Return each entry exactly, with none missing.

======== Extracted entries ========

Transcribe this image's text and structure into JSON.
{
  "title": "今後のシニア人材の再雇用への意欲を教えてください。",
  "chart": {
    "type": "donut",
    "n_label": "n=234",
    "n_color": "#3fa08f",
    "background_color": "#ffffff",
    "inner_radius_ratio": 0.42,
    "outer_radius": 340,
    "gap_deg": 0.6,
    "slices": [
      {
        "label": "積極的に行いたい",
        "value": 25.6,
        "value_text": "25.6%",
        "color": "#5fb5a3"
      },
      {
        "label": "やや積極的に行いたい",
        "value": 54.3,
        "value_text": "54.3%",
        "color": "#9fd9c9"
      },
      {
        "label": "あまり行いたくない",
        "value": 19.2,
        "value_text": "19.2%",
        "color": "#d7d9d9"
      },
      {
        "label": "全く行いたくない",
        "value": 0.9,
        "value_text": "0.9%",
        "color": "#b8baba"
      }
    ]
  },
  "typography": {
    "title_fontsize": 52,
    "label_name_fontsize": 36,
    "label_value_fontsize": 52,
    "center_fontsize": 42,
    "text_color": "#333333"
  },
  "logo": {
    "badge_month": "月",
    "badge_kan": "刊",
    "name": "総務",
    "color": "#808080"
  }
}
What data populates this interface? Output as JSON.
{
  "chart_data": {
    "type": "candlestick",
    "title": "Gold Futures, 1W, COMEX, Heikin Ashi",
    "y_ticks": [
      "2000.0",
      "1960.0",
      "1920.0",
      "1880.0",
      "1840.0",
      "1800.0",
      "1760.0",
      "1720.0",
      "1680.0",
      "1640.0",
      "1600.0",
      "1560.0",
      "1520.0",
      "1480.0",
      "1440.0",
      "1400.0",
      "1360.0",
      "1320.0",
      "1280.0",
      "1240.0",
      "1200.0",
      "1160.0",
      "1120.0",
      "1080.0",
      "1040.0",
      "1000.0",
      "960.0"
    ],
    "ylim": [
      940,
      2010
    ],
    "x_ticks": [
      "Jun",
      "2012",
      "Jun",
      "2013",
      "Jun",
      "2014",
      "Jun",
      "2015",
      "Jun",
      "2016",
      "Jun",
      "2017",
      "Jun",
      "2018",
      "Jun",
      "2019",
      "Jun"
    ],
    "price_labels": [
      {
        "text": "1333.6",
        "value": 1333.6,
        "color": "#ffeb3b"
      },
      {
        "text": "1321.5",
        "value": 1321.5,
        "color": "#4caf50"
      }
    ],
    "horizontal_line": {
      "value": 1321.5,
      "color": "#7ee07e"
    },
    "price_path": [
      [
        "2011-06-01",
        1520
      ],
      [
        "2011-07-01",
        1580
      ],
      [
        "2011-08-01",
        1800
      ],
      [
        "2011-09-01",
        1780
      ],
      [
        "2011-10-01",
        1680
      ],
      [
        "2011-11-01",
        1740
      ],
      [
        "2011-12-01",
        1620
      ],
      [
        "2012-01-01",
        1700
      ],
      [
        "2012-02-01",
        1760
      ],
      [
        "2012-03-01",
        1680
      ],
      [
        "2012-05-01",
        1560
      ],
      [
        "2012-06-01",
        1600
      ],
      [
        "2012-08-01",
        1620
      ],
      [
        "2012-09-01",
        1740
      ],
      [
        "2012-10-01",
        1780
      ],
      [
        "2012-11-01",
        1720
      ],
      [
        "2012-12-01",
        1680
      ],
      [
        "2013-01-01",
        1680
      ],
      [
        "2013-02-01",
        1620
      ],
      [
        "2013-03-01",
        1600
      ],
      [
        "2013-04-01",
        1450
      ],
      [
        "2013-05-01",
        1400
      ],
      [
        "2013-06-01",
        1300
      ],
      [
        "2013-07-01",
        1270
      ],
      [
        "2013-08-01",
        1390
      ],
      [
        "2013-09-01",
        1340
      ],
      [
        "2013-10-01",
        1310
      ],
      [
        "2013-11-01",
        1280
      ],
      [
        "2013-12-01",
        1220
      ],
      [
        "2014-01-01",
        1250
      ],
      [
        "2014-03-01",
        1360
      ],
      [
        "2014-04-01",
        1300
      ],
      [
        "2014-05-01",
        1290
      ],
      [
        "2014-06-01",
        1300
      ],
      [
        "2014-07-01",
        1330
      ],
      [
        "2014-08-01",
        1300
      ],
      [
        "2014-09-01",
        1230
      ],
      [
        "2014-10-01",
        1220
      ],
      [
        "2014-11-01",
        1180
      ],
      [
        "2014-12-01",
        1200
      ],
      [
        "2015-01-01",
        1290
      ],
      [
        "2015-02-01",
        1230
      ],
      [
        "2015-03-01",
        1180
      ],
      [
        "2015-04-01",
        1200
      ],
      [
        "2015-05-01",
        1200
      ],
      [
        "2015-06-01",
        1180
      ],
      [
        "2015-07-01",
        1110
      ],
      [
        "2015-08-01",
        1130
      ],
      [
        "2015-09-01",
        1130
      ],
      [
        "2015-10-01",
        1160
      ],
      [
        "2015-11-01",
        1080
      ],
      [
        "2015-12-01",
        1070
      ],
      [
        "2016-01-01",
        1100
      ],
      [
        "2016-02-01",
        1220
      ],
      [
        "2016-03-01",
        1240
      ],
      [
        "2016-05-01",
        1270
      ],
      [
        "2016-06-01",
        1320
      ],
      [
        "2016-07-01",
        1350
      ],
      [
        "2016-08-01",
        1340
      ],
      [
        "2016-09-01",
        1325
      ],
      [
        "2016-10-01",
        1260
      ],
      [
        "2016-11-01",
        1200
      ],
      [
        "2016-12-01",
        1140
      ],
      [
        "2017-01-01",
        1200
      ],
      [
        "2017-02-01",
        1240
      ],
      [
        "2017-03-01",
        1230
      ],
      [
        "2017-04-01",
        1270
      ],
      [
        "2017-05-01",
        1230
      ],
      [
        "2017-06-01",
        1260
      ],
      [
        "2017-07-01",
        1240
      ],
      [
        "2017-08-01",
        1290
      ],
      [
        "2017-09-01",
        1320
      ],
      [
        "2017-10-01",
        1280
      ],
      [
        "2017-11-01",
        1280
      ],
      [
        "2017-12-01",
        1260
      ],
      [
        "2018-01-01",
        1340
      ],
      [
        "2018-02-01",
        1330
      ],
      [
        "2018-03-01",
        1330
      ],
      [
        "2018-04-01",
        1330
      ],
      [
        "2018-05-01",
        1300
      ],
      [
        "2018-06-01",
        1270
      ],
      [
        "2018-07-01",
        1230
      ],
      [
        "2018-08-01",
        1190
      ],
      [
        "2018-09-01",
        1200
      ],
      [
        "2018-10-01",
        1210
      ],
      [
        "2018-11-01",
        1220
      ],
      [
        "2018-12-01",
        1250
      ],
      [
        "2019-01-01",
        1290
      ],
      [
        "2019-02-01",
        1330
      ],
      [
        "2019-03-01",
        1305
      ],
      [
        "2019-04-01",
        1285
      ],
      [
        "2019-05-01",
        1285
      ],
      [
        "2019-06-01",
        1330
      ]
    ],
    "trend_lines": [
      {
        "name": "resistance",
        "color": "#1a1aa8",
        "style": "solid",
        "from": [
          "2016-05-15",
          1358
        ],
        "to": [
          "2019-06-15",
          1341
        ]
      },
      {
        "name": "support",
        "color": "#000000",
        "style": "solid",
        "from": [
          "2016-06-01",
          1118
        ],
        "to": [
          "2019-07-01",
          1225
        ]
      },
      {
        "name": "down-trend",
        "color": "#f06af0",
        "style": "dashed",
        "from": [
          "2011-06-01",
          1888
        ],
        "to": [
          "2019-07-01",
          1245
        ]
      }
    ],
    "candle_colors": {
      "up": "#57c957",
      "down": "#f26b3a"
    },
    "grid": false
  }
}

========

Response.
Transcribe this image's text and structure into JSON.
{
  "title": "今後のシニア人材の再雇用への意欲を教えてください。",
  "chart": {
    "type": "donut",
    "n_label": "n=234",
    "n_color": "#3fa08f",
    "background_color": "#ffffff",
    "inner_radius_ratio": 0.42,
    "outer_radius": 340,
    "gap_deg": 0.6,
    "slices": [
      {
        "label": "積極的に行いたい",
        "value": 25.6,
        "value_text": "25.6%",
        "color": "#5fb5a3"
      },
      {
        "label": "やや積極的に行いたい",
        "value": 54.3,
        "value_text": "54.3%",
        "color": "#9fd9c9"
      },
      {
        "label": "あまり行いたくない",
        "value": 19.2,
        "value_text": "19.2%",
        "color": "#d7d9d9"
      },
      {
        "label": "全く行いたくない",
        "value": 0.9,
        "value_text": "0.9%",
        "color": "#b8baba"
      }
    ]
  },
  "typography": {
    "title_fontsize": 52,
    "label_name_fontsize": 36,
    "label_value_fontsize": 52,
    "center_fontsize": 42,
    "text_color": "#333333"
  },
  "logo": {
    "badge_month": "月",
    "badge_kan": "刊",
    "name": "総務",
    "color": "#808080"
  }
}
What data populates this interface? Output as JSON.
{
  "chart_data": {
    "type": "candlestick",
    "title": "Gold Futures, 1W, COMEX, Heikin Ashi",
    "y_ticks": [
      "2000.0",
      "1960.0",
      "1920.0",
      "1880.0",
      "1840.0",
      "1800.0",
      "1760.0",
      "1720.0",
      "1680.0",
      "1640.0",
      "1600.0",
      "1560.0",
      "1520.0",
      "1480.0",
      "1440.0",
      "1400.0",
      "1360.0",
      "1320.0",
      "1280.0",
      "1240.0",
      "1200.0",
      "1160.0",
      "1120.0",
      "1080.0",
      "1040.0",
      "1000.0",
      "960.0"
    ],
    "ylim": [
      940,
      2010
    ],
    "x_ticks": [
      "Jun",
      "2012",
      "Jun",
      "2013",
      "Jun",
      "2014",
      "Jun",
      "2015",
      "Jun",
      "2016",
      "Jun",
      "2017",
      "Jun",
      "2018",
      "Jun",
      "2019",
      "Jun"
    ],
    "price_labels": [
      {
        "text": "1333.6",
        "value": 1333.6,
        "color": "#ffeb3b"
      },
      {
        "text": "1321.5",
        "value": 1321.5,
        "color": "#4caf50"
      }
    ],
    "horizontal_line": {
      "value": 1321.5,
      "color": "#7ee07e"
    },
    "price_path": [
      [
        "2011-06-01",
        1520
      ],
      [
        "2011-07-01",
        1580
      ],
      [
        "2011-08-01",
        1800
      ],
      [
        "2011-09-01",
        1780
      ],
      [
        "2011-10-01",
        1680
      ],
      [
        "2011-11-01",
        1740
      ],
      [
        "2011-12-01",
        1620
      ],
      [
        "2012-01-01",
        1700
      ],
      [
        "2012-02-01",
        1760
      ],
      [
        "2012-03-01",
        1680
      ],
      [
        "2012-05-01",
        1560
      ],
      [
        "2012-06-01",
        1600
      ],
      [
        "2012-08-01",
        1620
      ],
      [
        "2012-09-01",
        1740
      ],
      [
        "2012-10-01",
        1780
      ],
      [
        "2012-11-01",
        1720
      ],
      [
        "2012-12-01",
        1680
      ],
      [
        "2013-01-01",
        1680
      ],
      [
        "2013-02-01",
        1620
      ],
      [
        "2013-03-01",
        1600
      ],
      [
        "2013-04-01",
        1450
      ],
      [
        "2013-05-01",
        1400
      ],
      [
        "2013-06-01",
        1300
      ],
      [
        "2013-07-01",
        1270
      ],
      [
        "2013-08-01",
        1390
      ],
      [
        "2013-09-01",
        1340
      ],
      [
        "2013-10-01",
        1310
      ],
      [
        "2013-11-01",
        1280
      ],
      [
        "2013-12-01",
        1220
      ],
      [
        "2014-01-01",
        1250
      ],
      [
        "2014-03-01",
        1360
      ],
      [
        "2014-04-01",
        1300
      ],
      [
        "2014-05-01",
        1290
      ],
      [
        "2014-06-01",
        1300
      ],
      [
        "2014-07-01",
        1330
      ],
      [
        "2014-08-01",
        1300
      ],
      [
        "2014-09-01",
        1230
      ],
      [
        "2014-10-01",
        1220
      ],
      [
        "2014-11-01",
        1180
      ],
      [
        "2014-12-01",
        1200
      ],
      [
        "2015-01-01",
        1290
      ],
      [
        "2015-02-01",
        1230
      ],
      [
        "2015-03-01",
        1180
      ],
      [
        "2015-04-01",
        1200
      ],
      [
        "2015-05-01",
        1200
      ],
      [
        "2015-06-01",
        1180
      ],
      [
        "2015-07-01",
        1110
      ],
      [
        "2015-08-01",
        1130
      ],
      [
        "2015-09-01",
        1130
      ],
      [
        "2015-10-01",
        1160
      ],
      [
        "2015-11-01",
        1080
      ],
      [
        "2015-12-01",
        1070
      ],
      [
        "2016-01-01",
        1100
      ],
      [
        "2016-02-01",
        1220
      ],
      [
        "2016-03-01",
        1240
      ],
      [
        "2016-05-01",
        1270
      ],
      [
        "2016-06-01",
        1320
      ],
      [
        "2016-07-01",
        1350
      ],
      [
        "2016-08-01",
        1340
      ],
      [
        "2016-09-01",
        1325
      ],
      [
        "2016-10-01",
        1260
      ],
      [
        "2016-11-01",
        1200
      ],
      [
        "2016-12-01",
        1140
      ],
      [
        "2017-01-01",
        1200
      ],
      [
        "2017-02-01",
        1240
      ],
      [
        "2017-03-01",
        1230
      ],
      [
        "2017-04-01",
        1270
      ],
      [
        "2017-05-01",
        1230
      ],
      [
        "2017-06-01",
        1260
      ],
      [
        "2017-07-01",
        1240
      ],
      [
        "2017-08-01",
        1290
      ],
      [
        "2017-09-01",
        1320
      ],
      [
        "2017-10-01",
        1280
      ],
      [
        "2017-11-01",
        1280
      ],
      [
        "2017-12-01",
        1260
      ],
      [
        "2018-01-01",
        1340
      ],
      [
        "2018-02-01",
        1330
      ],
      [
        "2018-03-01",
        1330
      ],
      [
        "2018-04-01",
        1330
      ],
      [
        "2018-05-01",
        1300
      ],
      [
        "2018-06-01",
        1270
      ],
      [
        "2018-07-01",
        1230
      ],
      [
        "2018-08-01",
        1190
      ],
      [
        "2018-09-01",
        1200
      ],
      [
        "2018-10-01",
        1210
      ],
      [
        "2018-11-01",
        1220
      ],
      [
        "2018-12-01",
        1250
      ],
      [
        "2019-01-01",
        1290
      ],
      [
        "2019-02-01",
        1330
      ],
      [
        "2019-03-01",
        1305
      ],
      [
        "2019-04-01",
        1285
      ],
      [
        "2019-05-01",
        1285
      ],
      [
        "2019-06-01",
        1330
      ]
    ],
    "trend_lines": [
      {
        "name": "resistance",
        "color": "#1a1aa8",
        "style": "solid",
        "from": [
          "2016-05-15",
          1358
        ],
        "to": [
          "2019-06-15",
          1341
        ]
      },
      {
        "name": "support",
        "color": "#000000",
        "style": "solid",
        "from": [
          "2016-06-01",
          1118
        ],
        "to": [
          "2019-07-01",
          1225
        ]
      },
      {
        "name": "down-trend",
        "color": "#f06af0",
        "style": "dashed",
        "from": [
          "2011-06-01",
          1888
        ],
        "to": [
          "2019-07-01",
          1245
        ]
      }
    ],
    "candle_colors": {
      "up": "#57c957",
      "down": "#f26b3a"
    },
    "grid": false
  }
}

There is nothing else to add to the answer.